• Text passage:

Introduction

activation

The activation of a single computation unit in a neural network is typically calculated using the dot product of an edge weight vector \(\mathbf{w}\) with and input vector \(\mathbf{x}\) plus scalar bias:

\[z(x) = \sum_{i=1}^{n} w_i x_i + b = \textbf{w} \cdot \textbf{x} + b\]

Function \(z(x)\) is called the unit’s affline function and is followed by a rectified linear unit, which clips negative values to zero.

Traning this neuron network means choosing weights \(\mathbf{w}\) and bias \(b\) so that we get desired output for all N input \(\mathbf{x}\).

To do that, we minimize the loss function that compares the network’s final \(\text{activation}(\mathbf{x})\) with the \(\text{target}(\mathbf{x})\) for all input \(\mathbf{x}\) vectors.

To minimize the loss, we use some variation on gradient descent, such as plain stochastic gradient descent (SGD). All of those require the partital derivative of \(\text{activation}(\mathbf{x})\) with respect to the model parameters \(\mathbf{w}\) and \(b\). Our goal is gradually tweak \(\mathbf{w}\) and \(b\) sot that the overall loss function keeps getting smaller for all input \(\mathbf{x}\).

Matrix Calculas

Partial Derivative

Difference between derivative and partial derivative:

  • ordinary derivative is used in a single-variable
  • partial derivative is used in multi-variable funciton. And when we try to get a variable’s partial derivative. The other variables are regarded as constants.

Gradient

When we calculate the partial derivative of multiple variables. Instaed of having the just floating around and not organized in any way, we can organize them into a horizontal vector:

\[\nabla f(x, y) = [ \frac{\partial f(x, y)}{\partial x}, \frac{\partial f(x, y)}{\partial y}]\]

So the graident of \(f(x, y)\) is simply a vector of its partials.

If we have two functions, we get the Jocobian matrix where gradients are rows:

\[ J = \begin{bmatrix} \nabla f(x, y) \\ \nabla g(x, y) \end{bmatrix} = \begin{bmatrix} \frac{\partial f(x, y)}{\partial x} & \frac{\partial f(x, y)}{\partial y} \\ \frac{\partial g(x, y)}{\partial x} & \frac{\partial g(x, y)}{\partial y} \end{bmatrix} \]

Note there are many ways to represent this Jocobian. We are using the so-called numerator layout but many papers will use the denominator layout which is just transpose of the numerator layout.

• Records:
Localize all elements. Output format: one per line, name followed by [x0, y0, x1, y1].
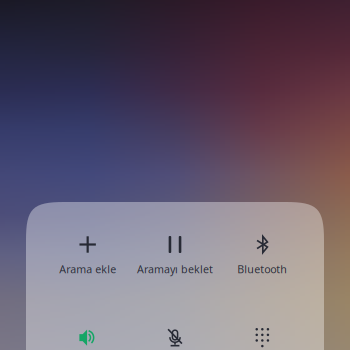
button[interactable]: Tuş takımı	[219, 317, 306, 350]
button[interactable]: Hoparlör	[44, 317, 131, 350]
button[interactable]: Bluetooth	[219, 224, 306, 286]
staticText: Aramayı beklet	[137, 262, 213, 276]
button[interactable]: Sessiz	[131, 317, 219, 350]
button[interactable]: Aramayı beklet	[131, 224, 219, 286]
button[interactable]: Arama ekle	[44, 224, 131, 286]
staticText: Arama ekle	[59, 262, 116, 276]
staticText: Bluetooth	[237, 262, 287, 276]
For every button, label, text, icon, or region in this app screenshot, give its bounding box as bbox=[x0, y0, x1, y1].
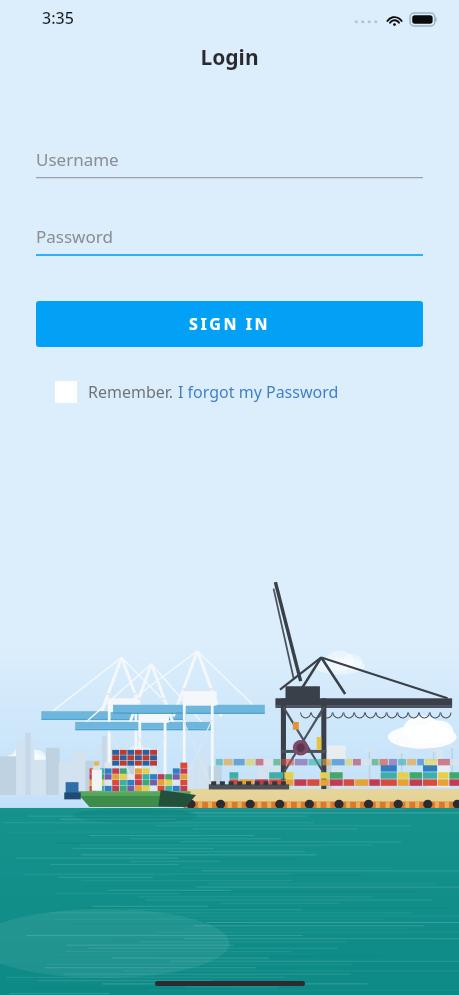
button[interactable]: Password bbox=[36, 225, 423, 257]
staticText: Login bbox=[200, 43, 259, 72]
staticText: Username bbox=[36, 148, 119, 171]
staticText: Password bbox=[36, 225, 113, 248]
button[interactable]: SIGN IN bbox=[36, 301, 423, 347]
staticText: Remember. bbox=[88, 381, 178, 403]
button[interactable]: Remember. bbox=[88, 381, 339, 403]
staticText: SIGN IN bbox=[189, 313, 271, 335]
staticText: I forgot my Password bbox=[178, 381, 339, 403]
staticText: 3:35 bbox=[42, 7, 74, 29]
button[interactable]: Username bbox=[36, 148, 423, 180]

• Problems to work on:
1 > Answer these questions from the matrix calculus notes:
(a) What does the rectified linear unit do to negative values?
(b) When taking one variable's partial derivative, how are the other variables treated?
(c) Which layout do the matrix calculus notes use for the Jacobian, and how does the other common layout relate to it?
2 > Extend the matrix calculus notes beyond their final sentence.

• Results for each task:
1 >
(a) It clips them to zero.
(b) They are regarded as constants.
(c) The numerator layout. The denominator layout, used in many papers, is its transpose.

2 >
Jocobian in general

To define jocobian matrix more generally, let’s combine multiple parameters into a single vector argument: \(f(x, y, z) \rightarrow f(\mathbf{x})\)

Let’s clarify the formats:

  • \(\mathbf{x}\) is the same as \(\vec{x}\), which is a vector.
  • \(x\) is a scalar.
  • \(x_i\) is a single element in vector.

We also have to define the orientation for vector \(\mathbf{x}\)

\[x = \begin{bmatrix} x_1 \\ x_2 \\ \vdots \\ x_n \end{bmatrix}\]

With multiple scalar-valued functions, we can combine them all into a vector just like we did with the parameters.

Let \(\mathbf{y} = \mathbf{f(x)}\) be a vector of m scalar-valued functions that each take a vector \(\mathbf{x}\). And each \(f_i\) within \(\mathbf{f}\) returns a scalar value.

\[y_1 = f_1(\mathbf{x})\] \[y_2 = f_2(\mathbf{x})\] \[\vdots\] \[y_m = f_m(\mathbf{x})\]

Generally speaking, the Jacobian matrix is the collection of all \(m \times n\) possible partial derivatives, which is the stack of \(m\) gradients with respect to \(\mathbf{x}\).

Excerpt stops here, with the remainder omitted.